[DESCRIPTION OF THE TASK]
Write the records below out again exactly as given, with no images.

(Dataset excerpt)
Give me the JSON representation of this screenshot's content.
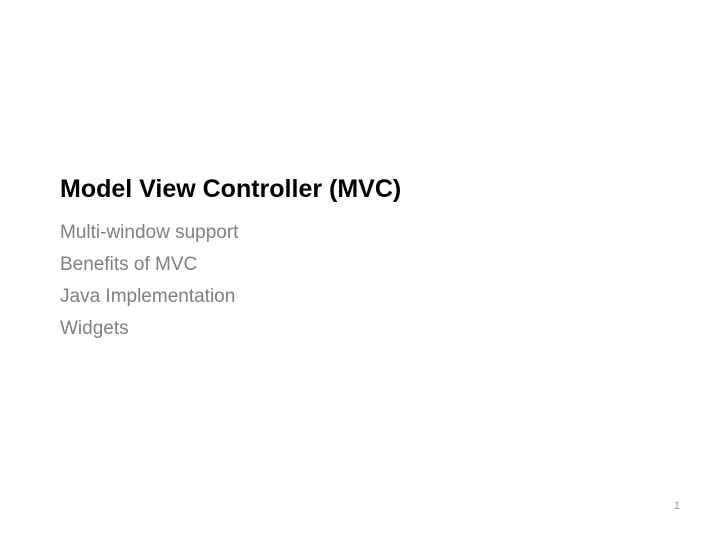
{
  "slide": {
    "title": "Model View Controller (MVC)",
    "bullets": [
      "Multi-window support",
      "Benefits of MVC",
      "Java Implementation",
      "Widgets"
    ],
    "page_number": "1"
  }
}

[FINISHED TASK]
Give me the JSON representation of this screenshot's content.
{
  "slide": {
    "title": "Model View Controller (MVC)",
    "bullets": [
      "Multi-window support",
      "Benefits of MVC",
      "Java Implementation",
      "Widgets"
    ],
    "page_number": "1"
  }
}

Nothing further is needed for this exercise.